CHALLENGE: Copy each line that contains the string "อความตอบกล".
[start of DATA FOR THIS EXERCISE]
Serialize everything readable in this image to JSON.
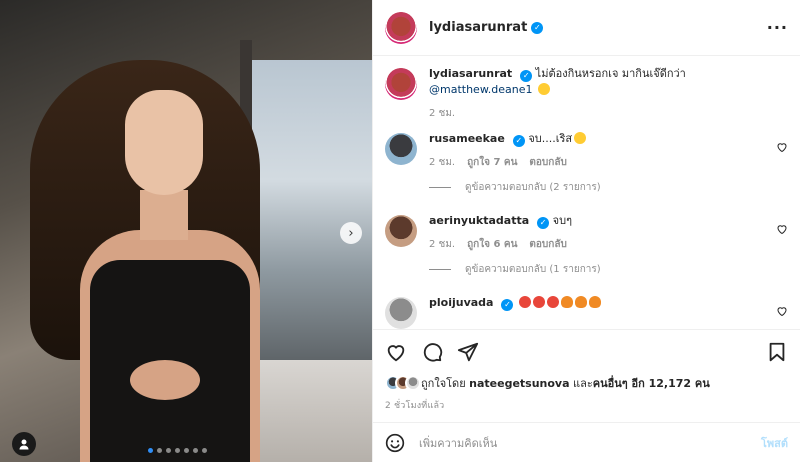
{
  "post": {
    "username": "lydiasarunrat",
    "caption": {
      "username": "lydiasarunrat",
      "text": "ไม่ต้องกินหรอกเจ มากินเจ๊ดีกว่า",
      "mention": "@matthew.deane1",
      "time": "2 ชม."
    },
    "comments": [
      {
        "username": "rusameekae",
        "text": "จบ....เริส",
        "time": "2 ชม.",
        "likes": "ถูกใจ 7 คน",
        "reply_label": "ตอบกลับ",
        "view_replies": "ดูข้อความตอบกลับ (2 รายการ)"
      },
      {
        "username": "aerinyuktadatta",
        "text": "จบๆ",
        "time": "2 ชม.",
        "likes": "ถูกใจ 6 คน",
        "reply_label": "ตอบกลับ",
        "view_replies": "ดูข้อความตอบกลับ (1 รายการ)"
      },
      {
        "username": "ploijuvada",
        "text": ""
      }
    ],
    "liked_by": {
      "prefix": "ถูกใจโดย",
      "user": "nateegetsunova",
      "middle": "และ",
      "others": "คนอื่นๆ อีก 12,172 คน"
    },
    "timestamp": "2 ชั่วโมงที่แล้ว",
    "add_comment_placeholder": "เพิ่มความคิดเห็น",
    "post_button": "โพสต์"
  },
  "icons": {
    "more": "more-options-icon",
    "like": "heart-icon",
    "comment": "comment-icon",
    "share": "send-icon",
    "save": "bookmark-icon",
    "emoji": "emoji-icon",
    "next": "chevron-right-icon",
    "tag": "user-tag-icon"
  },
  "colors": {
    "verified": "#0095f6",
    "mention": "#00376b",
    "muted": "#8e8e8e",
    "post_button": "#b2dffc",
    "active_dot": "#2f8ef6"
  },
  "carousel": {
    "total": 7,
    "active": 1
  }
}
[end of DATA FOR THIS EXERCISE]
ANSWER TO THIS TASK:
        "view_replies": "ดูข้อความตอบกลับ (2 รายการ)"
        "view_replies": "ดูข้อความตอบกลับ (1 รายการ)"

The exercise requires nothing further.